** Exercise inputs **

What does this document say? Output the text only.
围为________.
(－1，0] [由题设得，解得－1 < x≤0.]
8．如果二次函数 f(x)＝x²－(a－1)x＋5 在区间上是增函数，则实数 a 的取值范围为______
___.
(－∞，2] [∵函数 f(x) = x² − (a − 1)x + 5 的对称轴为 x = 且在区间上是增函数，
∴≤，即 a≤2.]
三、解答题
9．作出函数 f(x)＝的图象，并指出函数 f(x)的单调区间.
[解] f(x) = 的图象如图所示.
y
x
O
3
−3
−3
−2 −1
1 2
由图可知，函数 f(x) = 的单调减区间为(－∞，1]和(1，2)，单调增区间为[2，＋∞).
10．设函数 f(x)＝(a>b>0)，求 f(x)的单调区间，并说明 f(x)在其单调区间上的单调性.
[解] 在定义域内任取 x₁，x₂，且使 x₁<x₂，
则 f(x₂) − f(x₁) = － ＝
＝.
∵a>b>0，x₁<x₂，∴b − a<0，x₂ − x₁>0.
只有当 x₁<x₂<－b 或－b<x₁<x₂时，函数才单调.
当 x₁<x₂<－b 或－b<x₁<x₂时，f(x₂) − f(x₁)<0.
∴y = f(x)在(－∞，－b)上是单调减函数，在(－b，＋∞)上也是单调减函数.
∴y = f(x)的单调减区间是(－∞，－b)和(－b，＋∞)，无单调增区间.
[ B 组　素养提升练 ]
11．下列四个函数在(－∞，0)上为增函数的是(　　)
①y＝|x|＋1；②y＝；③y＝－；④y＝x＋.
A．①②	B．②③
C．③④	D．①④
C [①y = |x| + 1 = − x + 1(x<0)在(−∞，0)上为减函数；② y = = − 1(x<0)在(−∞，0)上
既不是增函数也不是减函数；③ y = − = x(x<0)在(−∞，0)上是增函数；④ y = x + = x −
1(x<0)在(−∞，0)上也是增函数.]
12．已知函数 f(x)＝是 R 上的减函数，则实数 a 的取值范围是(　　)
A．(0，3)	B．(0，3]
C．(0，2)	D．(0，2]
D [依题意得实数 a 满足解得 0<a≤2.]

** Direction **
Recopy the entries above in their entirety, exactly.

** Answer for the task **
What does this document say? Output the text only.
围为________.
(－1，0] [由题设得，解得－1 < x≤0.]
8．如果二次函数 f(x)＝x²－(a－1)x＋5 在区间上是增函数，则实数 a 的取值范围为______
___.
(－∞，2] [∵函数 f(x) = x² − (a − 1)x + 5 的对称轴为 x = 且在区间上是增函数，
∴≤，即 a≤2.]
三、解答题
9．作出函数 f(x)＝的图象，并指出函数 f(x)的单调区间.
[解] f(x) = 的图象如图所示.
y
x
O
3
−3
−3
−2 −1
1 2
由图可知，函数 f(x) = 的单调减区间为(－∞，1]和(1，2)，单调增区间为[2，＋∞).
10．设函数 f(x)＝(a>b>0)，求 f(x)的单调区间，并说明 f(x)在其单调区间上的单调性.
[解] 在定义域内任取 x₁，x₂，且使 x₁<x₂，
则 f(x₂) − f(x₁) = － ＝
＝.
∵a>b>0，x₁<x₂，∴b − a<0，x₂ − x₁>0.
只有当 x₁<x₂<－b 或－b<x₁<x₂时，函数才单调.
当 x₁<x₂<－b 或－b<x₁<x₂时，f(x₂) − f(x₁)<0.
∴y = f(x)在(－∞，－b)上是单调减函数，在(－b，＋∞)上也是单调减函数.
∴y = f(x)的单调减区间是(－∞，－b)和(－b，＋∞)，无单调增区间.
[ B 组　素养提升练 ]
11．下列四个函数在(－∞，0)上为增函数的是(　　)
①y＝|x|＋1；②y＝；③y＝－；④y＝x＋.
A．①②	B．②③
C．③④	D．①④
C [①y = |x| + 1 = − x + 1(x<0)在(−∞，0)上为减函数；② y = = − 1(x<0)在(−∞，0)上
既不是增函数也不是减函数；③ y = − = x(x<0)在(−∞，0)上是增函数；④ y = x + = x −
1(x<0)在(−∞，0)上也是增函数.]
12．已知函数 f(x)＝是 R 上的减函数，则实数 a 的取值范围是(　　)
A．(0，3)	B．(0，3]
C．(0，2)	D．(0，2]
D [依题意得实数 a 满足解得 0<a≤2.]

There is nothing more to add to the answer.